§ SET EXERCISE A:
In the river-sediment discussion, change "Irrawaddy" to "Ayeyarwady" in the part that opens with the words containing "Submitted by Joel" and closes with "floodplain storage time.", and give that part again.

§ PAGE EXTRACT:
###
Submitted by Joel Scheingross on Thursday 25th June 20:35
Hi Jotis - Thanks for the interesting presentation (I enjoyed the webpage format!). Do you have any sense of what the transit time is for sediment to go from the Irrawaddy headwaters to the river outlet? I'm curious to what extent the differences between your data set and those from the Ganges (Lupker et al., 2012) and Amazon (Bouchez et al, 2012) stem from variation in lithology versus variation in floodplain storage time.
Thanks, Joel! To be blunt, no, we have no idea of the sediment transit time through the floodplain. I don't think this is well constrained even for such intensely-studied systems like the Amazon and the Ganges (point me to some papers, please, if I'm wrong!)... We did collect some sands for cosmogenic measurements, going downstream, but I don't expect the timescales to be long enough to show up in these (unless perhaps some fancy in-situ 14C measurements get done at some point). My guess would be that the timescales are shorter than the Ganges and the Amazon, based on the much smaller size of the Irrawaddy floodplain, as you can see from the basin shape on the map.

Submitted by Marisa Repasch on Friday 26th June 04:54
HI Jotis, thanks for sharing your cool data from the Irrawaddy. It's a super neat river system. I couldn't tell from the figures on your webpage, but what did you learn by making separate measurements of the oxyhydroxide phase? Do oxyhydroxide concentrations increase with distance downstream, or just with decreasing grain size?
Hi Marissa, thanks for the question! I've answered this during the live chat, which I assume will be available to watch as a recording soon. Just to repeat my answer briefly here... The oxides I discussed in this presentation refer to the nominal compositional oxides describing the bulk sediment chemistry (eg. SiO2, Al2O3, etc.). However, we do have some sequential leaching data, targeting specifically amorphous, easily reducible Fe-Mn-oxyhydroxides. These do generally increase downstream, however, there is still much work to do to determine whether they represent "modern" weathering, i.e. formed in soils and floodplains, or whether they are derived from sedimentary rocks.
###
§ MATERIAL FOR THE TASK:
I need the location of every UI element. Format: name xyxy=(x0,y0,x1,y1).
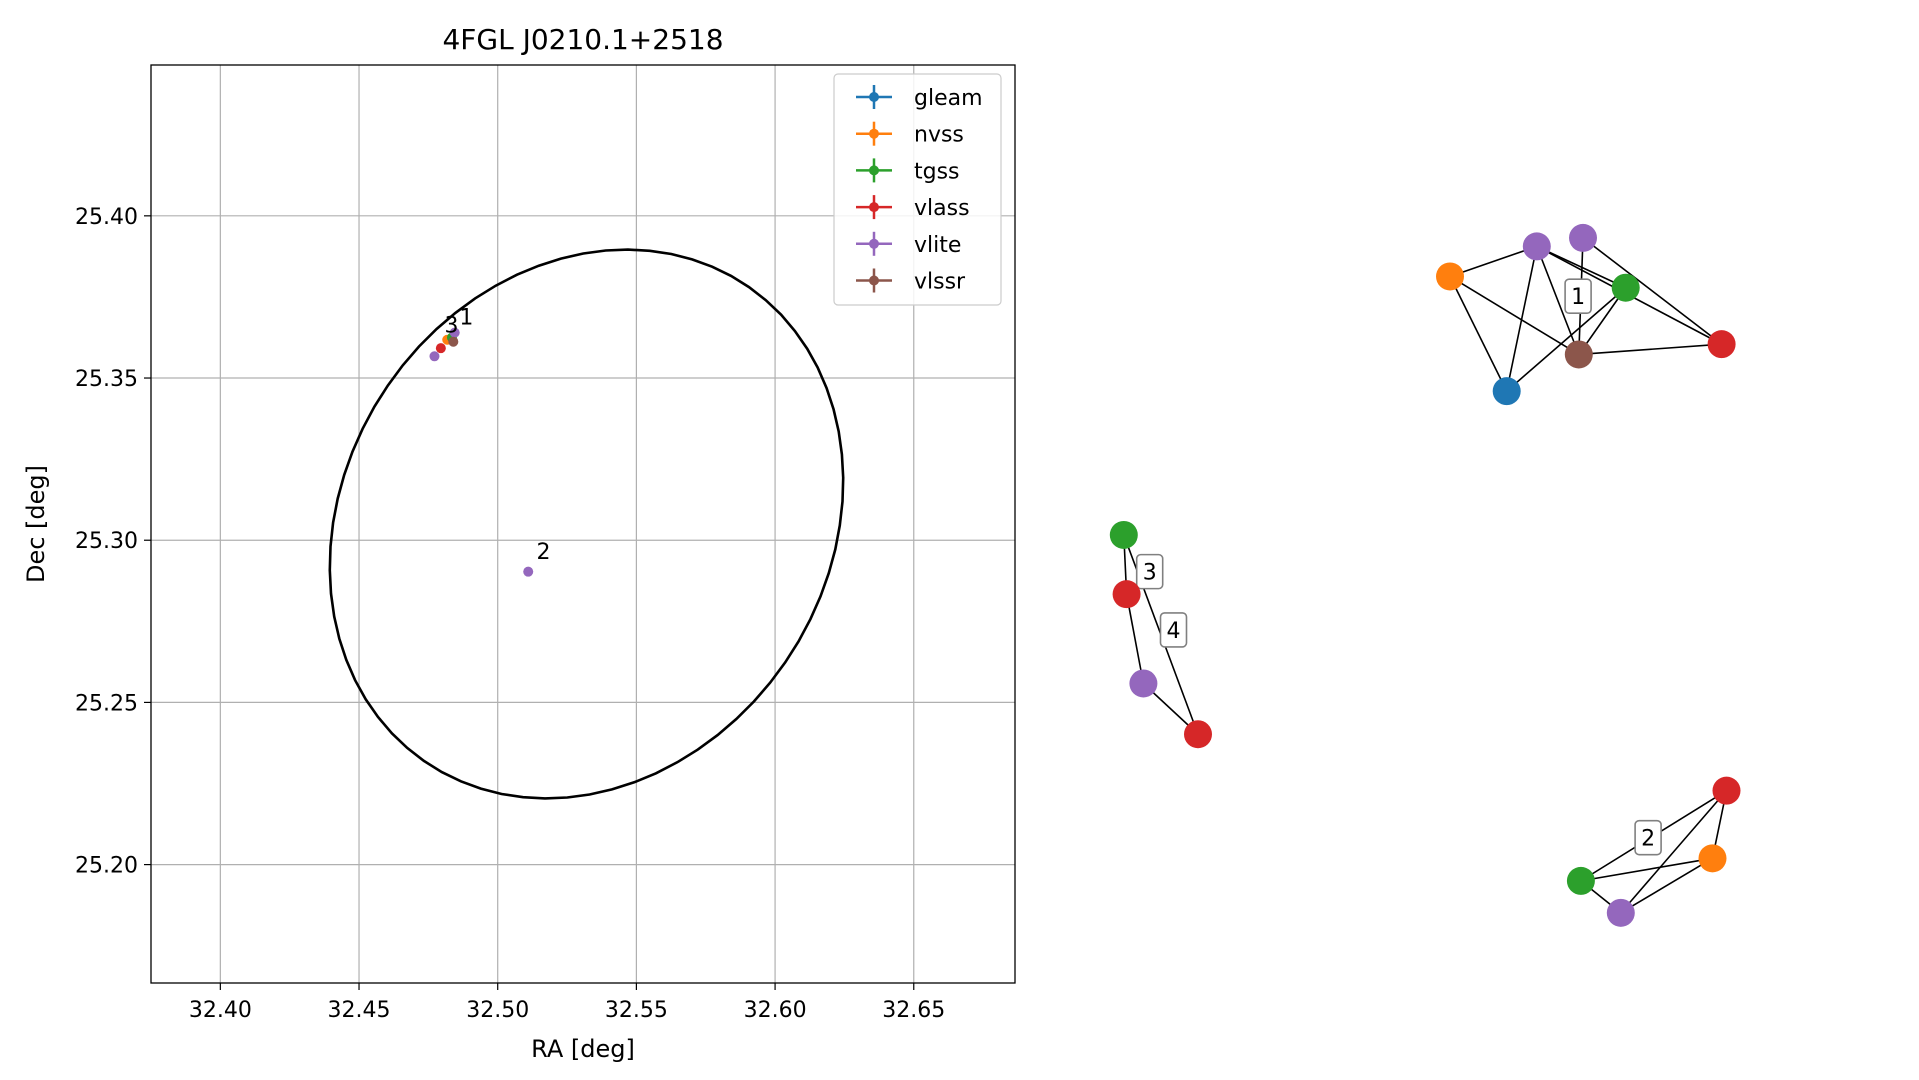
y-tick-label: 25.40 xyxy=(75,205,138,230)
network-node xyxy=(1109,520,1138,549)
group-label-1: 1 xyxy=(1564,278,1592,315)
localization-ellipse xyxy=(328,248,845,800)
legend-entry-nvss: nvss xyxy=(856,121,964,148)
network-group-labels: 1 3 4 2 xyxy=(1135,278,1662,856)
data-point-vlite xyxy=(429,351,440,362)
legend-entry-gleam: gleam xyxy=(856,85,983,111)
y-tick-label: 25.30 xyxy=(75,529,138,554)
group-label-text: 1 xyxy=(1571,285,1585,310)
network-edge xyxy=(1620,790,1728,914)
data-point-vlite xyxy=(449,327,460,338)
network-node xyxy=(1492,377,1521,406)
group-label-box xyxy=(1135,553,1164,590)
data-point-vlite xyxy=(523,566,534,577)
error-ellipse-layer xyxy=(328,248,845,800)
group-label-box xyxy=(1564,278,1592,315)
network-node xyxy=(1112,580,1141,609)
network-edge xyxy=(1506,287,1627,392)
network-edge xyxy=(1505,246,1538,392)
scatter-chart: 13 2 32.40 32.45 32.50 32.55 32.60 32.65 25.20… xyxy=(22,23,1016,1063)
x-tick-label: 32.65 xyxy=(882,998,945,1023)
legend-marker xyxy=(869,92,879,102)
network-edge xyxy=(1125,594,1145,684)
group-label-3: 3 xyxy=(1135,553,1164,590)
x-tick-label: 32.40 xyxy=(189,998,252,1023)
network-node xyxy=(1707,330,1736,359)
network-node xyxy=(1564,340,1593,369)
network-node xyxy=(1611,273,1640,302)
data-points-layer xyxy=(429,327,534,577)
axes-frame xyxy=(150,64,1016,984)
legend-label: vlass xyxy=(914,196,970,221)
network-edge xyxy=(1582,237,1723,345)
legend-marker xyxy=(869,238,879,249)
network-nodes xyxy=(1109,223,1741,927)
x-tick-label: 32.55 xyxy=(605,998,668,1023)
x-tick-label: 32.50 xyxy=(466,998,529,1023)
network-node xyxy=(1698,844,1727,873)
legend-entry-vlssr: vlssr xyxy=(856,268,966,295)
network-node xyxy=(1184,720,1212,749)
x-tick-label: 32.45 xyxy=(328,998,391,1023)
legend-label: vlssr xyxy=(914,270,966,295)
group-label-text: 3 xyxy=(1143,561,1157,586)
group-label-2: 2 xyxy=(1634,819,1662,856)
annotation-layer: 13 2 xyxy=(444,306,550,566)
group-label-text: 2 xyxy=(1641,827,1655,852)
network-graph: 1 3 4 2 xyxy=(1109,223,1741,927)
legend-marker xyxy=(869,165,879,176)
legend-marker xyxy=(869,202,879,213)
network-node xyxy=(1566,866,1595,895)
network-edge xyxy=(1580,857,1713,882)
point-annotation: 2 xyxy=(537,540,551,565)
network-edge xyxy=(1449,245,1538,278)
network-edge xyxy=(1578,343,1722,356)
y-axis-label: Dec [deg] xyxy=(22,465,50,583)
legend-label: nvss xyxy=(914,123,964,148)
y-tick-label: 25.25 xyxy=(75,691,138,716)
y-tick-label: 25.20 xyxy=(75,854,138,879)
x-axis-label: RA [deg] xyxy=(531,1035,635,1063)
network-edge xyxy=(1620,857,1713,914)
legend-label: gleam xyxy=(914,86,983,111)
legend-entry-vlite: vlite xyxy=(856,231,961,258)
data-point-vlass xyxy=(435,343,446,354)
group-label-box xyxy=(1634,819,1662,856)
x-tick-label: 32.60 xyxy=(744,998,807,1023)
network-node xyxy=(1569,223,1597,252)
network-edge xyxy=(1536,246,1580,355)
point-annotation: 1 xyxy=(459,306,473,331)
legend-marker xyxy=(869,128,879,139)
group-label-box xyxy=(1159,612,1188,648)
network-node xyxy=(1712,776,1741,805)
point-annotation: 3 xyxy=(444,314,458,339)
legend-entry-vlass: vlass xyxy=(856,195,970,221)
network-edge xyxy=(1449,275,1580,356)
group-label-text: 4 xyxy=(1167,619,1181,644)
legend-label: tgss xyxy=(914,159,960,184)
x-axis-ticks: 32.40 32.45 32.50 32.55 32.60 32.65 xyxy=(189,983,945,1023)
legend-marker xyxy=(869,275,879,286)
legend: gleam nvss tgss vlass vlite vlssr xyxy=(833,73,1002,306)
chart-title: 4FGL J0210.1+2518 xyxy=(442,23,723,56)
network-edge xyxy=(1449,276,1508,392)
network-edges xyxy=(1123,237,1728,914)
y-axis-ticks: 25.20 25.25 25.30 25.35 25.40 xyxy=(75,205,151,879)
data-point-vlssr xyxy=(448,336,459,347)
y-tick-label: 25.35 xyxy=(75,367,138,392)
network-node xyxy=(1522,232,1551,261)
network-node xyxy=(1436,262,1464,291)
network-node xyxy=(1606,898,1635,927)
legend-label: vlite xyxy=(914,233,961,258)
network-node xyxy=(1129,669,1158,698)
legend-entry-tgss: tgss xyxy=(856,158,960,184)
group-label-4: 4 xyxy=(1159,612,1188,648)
###
§ SET EXERCISE B:
Recast only the lines of the entries from the line containing "y-tick-label: 25.40 xyxy=(75,205,138,230)" through the line containing "x-tick-label: 32.45 xyxy=(328,998,391,1023)", both included, as a JSON list of strings with one string per line and blank lines left out.

§ REPLY A:
Submitted by Joel Scheingross on Thursday 25th June 20:35
Hi Jotis - Thanks for the interesting presentation (I enjoyed the webpage format!). Do you have any sense of what the transit time is for sediment to go from the Ayeyarwady headwaters to the river outlet? I'm curious to what extent the differences between your data set and those from the Ganges (Lupker et al., 2012) and Amazon (Bouchez et al, 2012) stem from variation in lithology versus variation in floodplain storage time.

§ REPLY B:
[
  "y-tick-label: 25.40 xyxy=(75,205,138,230)",
  "network-node xyxy=(1109,520,1138,549)",
  "group-label-1: 1 xyxy=(1564,278,1592,315)",
  "localization-ellipse xyxy=(328,248,845,800)",
  "legend-entry-nvss: nvss xyxy=(856,121,964,148)",
  "network-group-labels: 1 3 4 2 xyxy=(1135,278,1662,856)",
  "data-point-vlite xyxy=(429,351,440,362)",
  "legend-entry-gleam: gleam xyxy=(856,85,983,111)",
  "y-tick-label: 25.30 xyxy=(75,529,138,554)",
  "group-label-text: 1 xyxy=(1571,285,1585,310)",
  "network-edge xyxy=(1620,790,1728,914)",
  "data-point-vlite xyxy=(449,327,460,338)",
  "network-node xyxy=(1492,377,1521,406)",
  "group-label-box xyxy=(1135,553,1164,590)",
  "data-point-vlite xyxy=(523,566,534,577)",
  "error-ellipse-layer xyxy=(328,248,845,800)",
  "group-label-box xyxy=(1564,278,1592,315)",
  "network-node xyxy=(1112,580,1141,609)",
  "network-edge xyxy=(1506,287,1627,392)",
  "network-edge xyxy=(1505,246,1538,392)",
  "scatter-chart: 13 2 32.40 32.45 32.50 32.55 32.60 32.65 25.20… xyxy=(22,23,1016,1063)",
  "x-tick-label: 32.65 xyxy=(882,998,945,1023)",
  "legend-marker xyxy=(869,92,879,102)",
  "network-edge xyxy=(1125,594,1145,684)",
  "group-label-3: 3 xyxy=(1135,553,1164,590)",
  "x-tick-label: 32.40 xyxy=(189,998,252,1023)",
  "network-node xyxy=(1707,330,1736,359)",
  "network-node xyxy=(1564,340,1593,369)",
  "network-node xyxy=(1611,273,1640,302)",
  "data-points-layer xyxy=(429,327,534,577)",
  "axes-frame xyxy=(150,64,1016,984)",
  "legend-label: vlass xyxy=(914,196,970,221)",
  "network-edge xyxy=(1582,237,1723,345)",
  "legend-marker xyxy=(869,238,879,249)",
  "network-nodes xyxy=(1109,223,1741,927)",
  "x-tick-label: 32.55 xyxy=(605,998,668,1023)",
  "x-tick-label: 32.50 xyxy=(466,998,529,1023)",
  "network-node xyxy=(1698,844,1727,873)",
  "legend-entry-vlssr: vlssr xyxy=(856,268,966,295)",
  "network-node xyxy=(1184,720,1212,749)",
  "x-tick-label: 32.45 xyxy=(328,998,391,1023)"
]